[Extracted data entries]

----

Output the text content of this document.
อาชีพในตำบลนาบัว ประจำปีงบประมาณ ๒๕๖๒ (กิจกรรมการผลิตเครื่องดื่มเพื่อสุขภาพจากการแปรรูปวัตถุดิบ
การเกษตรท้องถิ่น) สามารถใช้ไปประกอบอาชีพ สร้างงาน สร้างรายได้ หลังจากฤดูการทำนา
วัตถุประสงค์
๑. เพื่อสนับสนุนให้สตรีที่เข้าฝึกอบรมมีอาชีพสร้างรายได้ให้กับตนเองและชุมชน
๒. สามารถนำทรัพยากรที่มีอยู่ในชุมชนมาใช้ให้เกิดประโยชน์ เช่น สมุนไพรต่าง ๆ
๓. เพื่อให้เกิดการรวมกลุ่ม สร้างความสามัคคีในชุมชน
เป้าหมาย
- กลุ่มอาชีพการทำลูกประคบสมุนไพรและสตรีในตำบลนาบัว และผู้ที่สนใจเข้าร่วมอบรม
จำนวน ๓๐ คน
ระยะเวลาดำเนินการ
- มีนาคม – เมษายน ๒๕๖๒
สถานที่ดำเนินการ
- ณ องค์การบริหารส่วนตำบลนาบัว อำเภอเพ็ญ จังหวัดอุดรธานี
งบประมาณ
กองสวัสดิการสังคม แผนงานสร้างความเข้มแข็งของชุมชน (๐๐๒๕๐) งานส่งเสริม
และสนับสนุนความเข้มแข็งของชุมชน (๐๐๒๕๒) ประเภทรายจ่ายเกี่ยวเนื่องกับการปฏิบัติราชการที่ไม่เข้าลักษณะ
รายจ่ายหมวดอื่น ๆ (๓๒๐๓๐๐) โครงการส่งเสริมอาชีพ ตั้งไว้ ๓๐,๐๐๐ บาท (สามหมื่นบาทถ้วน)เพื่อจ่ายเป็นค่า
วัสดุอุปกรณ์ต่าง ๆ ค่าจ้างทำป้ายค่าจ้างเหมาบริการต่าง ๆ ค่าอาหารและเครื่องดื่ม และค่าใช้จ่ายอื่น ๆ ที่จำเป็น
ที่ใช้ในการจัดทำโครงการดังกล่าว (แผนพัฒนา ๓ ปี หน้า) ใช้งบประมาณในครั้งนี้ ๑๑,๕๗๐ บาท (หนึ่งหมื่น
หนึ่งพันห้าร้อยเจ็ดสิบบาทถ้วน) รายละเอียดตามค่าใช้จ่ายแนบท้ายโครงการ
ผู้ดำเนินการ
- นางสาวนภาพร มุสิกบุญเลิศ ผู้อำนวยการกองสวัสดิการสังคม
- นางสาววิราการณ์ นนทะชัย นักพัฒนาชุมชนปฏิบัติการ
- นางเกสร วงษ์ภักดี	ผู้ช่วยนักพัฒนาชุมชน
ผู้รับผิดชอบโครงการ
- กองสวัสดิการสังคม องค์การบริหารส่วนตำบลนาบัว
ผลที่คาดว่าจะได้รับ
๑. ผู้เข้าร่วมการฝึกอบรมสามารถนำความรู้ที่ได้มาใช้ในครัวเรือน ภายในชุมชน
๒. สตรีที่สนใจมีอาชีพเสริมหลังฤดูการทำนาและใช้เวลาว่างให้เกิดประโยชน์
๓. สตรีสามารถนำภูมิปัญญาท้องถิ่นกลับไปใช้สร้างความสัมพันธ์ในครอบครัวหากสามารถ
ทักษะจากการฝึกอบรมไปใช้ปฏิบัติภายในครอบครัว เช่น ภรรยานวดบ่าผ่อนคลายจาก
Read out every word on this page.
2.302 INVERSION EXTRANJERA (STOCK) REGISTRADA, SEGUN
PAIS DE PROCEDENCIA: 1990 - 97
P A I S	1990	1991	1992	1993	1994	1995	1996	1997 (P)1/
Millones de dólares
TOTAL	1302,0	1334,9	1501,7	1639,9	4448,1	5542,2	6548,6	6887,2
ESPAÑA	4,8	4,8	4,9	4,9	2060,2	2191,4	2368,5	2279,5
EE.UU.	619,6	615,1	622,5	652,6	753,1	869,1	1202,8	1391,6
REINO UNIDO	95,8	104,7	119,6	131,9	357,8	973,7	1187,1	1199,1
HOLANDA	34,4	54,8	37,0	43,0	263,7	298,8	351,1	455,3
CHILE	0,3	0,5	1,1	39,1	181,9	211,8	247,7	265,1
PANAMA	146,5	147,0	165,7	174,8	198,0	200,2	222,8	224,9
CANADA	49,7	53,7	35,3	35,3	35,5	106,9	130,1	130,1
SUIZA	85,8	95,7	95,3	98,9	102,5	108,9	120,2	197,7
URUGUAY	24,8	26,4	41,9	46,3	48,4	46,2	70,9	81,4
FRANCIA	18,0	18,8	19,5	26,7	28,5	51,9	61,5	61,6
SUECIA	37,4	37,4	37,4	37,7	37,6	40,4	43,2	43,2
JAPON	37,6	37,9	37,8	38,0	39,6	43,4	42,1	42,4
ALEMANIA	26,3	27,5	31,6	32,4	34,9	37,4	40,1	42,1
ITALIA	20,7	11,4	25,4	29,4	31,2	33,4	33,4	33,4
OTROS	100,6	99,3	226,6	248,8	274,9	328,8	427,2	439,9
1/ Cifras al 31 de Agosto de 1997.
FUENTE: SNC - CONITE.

----

→ **Work to be completed**: Copy each line from the data above that includes "this".

→ **Exercise output**:
Output the text content of this document.
Read out every word on this page.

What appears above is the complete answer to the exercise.